__Problem to solve__. Look through the material for lines with the word "regulator", and copy each one.

Start of Data for analysis

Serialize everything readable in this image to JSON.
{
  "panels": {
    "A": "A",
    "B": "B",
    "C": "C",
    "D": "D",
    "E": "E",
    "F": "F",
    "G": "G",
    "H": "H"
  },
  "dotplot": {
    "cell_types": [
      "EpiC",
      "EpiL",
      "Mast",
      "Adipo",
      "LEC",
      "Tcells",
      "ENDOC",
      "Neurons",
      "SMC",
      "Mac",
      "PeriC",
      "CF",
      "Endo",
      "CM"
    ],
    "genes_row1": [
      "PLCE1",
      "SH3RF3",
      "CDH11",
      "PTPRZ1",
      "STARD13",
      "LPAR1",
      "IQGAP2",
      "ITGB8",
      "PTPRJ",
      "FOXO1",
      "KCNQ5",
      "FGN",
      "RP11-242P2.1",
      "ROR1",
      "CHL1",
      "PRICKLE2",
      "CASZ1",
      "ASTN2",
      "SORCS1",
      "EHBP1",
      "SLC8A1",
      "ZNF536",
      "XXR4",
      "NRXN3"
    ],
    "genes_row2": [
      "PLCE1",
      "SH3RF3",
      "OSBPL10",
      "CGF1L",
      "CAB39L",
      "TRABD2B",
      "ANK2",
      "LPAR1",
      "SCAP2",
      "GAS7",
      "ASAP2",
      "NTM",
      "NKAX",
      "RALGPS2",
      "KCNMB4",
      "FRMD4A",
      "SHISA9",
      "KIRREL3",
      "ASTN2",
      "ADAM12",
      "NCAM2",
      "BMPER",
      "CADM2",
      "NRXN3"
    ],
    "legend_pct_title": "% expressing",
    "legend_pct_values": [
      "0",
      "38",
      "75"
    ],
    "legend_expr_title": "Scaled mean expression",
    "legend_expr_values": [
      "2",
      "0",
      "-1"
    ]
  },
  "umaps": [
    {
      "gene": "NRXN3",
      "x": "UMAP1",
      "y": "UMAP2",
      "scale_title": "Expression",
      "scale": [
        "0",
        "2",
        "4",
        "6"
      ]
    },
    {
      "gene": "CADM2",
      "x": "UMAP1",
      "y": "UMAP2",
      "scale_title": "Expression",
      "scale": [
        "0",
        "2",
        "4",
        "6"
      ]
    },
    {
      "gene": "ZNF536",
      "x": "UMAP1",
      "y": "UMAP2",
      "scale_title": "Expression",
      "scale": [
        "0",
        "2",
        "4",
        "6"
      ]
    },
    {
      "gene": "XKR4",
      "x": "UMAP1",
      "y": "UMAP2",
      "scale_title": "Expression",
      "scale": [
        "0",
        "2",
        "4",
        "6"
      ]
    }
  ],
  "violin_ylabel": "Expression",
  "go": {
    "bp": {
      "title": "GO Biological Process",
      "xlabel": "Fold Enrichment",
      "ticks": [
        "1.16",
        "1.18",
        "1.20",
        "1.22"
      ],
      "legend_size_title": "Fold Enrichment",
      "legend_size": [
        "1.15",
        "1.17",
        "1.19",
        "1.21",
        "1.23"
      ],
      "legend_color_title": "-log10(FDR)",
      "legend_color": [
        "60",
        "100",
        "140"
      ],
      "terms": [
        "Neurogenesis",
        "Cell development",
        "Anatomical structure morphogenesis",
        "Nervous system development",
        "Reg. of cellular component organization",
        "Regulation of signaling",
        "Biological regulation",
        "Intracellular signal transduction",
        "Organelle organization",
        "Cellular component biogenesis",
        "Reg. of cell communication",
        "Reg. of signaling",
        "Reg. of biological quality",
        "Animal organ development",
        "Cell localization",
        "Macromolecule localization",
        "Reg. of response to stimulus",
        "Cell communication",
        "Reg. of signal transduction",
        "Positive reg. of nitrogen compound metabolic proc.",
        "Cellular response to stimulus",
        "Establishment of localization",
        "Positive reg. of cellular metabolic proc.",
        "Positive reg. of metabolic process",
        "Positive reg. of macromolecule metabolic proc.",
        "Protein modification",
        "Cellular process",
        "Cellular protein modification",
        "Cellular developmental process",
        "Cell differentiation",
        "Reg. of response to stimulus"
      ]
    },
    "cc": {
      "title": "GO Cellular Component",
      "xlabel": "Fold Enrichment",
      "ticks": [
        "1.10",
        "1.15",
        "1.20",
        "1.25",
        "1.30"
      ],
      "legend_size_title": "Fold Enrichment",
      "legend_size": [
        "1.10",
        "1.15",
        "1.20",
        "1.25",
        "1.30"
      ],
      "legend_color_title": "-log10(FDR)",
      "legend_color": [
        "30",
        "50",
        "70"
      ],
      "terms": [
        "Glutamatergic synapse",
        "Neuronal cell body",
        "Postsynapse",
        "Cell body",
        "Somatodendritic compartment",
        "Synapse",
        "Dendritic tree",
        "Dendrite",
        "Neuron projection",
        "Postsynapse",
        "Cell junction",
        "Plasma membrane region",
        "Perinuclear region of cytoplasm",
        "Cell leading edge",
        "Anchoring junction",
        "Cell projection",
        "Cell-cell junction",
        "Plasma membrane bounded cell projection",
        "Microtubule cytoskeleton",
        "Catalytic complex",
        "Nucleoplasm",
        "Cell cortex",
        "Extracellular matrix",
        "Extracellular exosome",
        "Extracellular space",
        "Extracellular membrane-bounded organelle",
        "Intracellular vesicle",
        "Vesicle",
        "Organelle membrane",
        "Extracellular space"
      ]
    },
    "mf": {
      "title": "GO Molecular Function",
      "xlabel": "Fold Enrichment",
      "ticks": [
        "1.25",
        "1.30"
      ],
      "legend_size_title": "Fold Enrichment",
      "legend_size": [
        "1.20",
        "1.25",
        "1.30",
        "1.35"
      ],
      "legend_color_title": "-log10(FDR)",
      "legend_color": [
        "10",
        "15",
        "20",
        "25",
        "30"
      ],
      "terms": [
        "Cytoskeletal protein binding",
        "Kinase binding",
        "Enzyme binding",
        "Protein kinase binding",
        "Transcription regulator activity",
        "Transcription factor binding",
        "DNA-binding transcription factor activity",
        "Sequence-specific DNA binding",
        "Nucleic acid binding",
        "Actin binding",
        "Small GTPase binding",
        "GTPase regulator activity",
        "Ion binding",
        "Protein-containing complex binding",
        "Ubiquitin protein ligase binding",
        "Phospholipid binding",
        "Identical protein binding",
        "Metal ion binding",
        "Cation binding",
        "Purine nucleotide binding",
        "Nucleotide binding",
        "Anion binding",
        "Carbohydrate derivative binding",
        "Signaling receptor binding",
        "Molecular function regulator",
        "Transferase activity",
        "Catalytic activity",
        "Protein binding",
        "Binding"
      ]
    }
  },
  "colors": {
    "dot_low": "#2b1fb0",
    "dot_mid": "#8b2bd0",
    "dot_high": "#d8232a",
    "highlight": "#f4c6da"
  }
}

End of Data for analysis

__Output for this exercise__.
        "Transcription regulator activity",
        "GTPase regulator activity",
        "Molecular function regulator",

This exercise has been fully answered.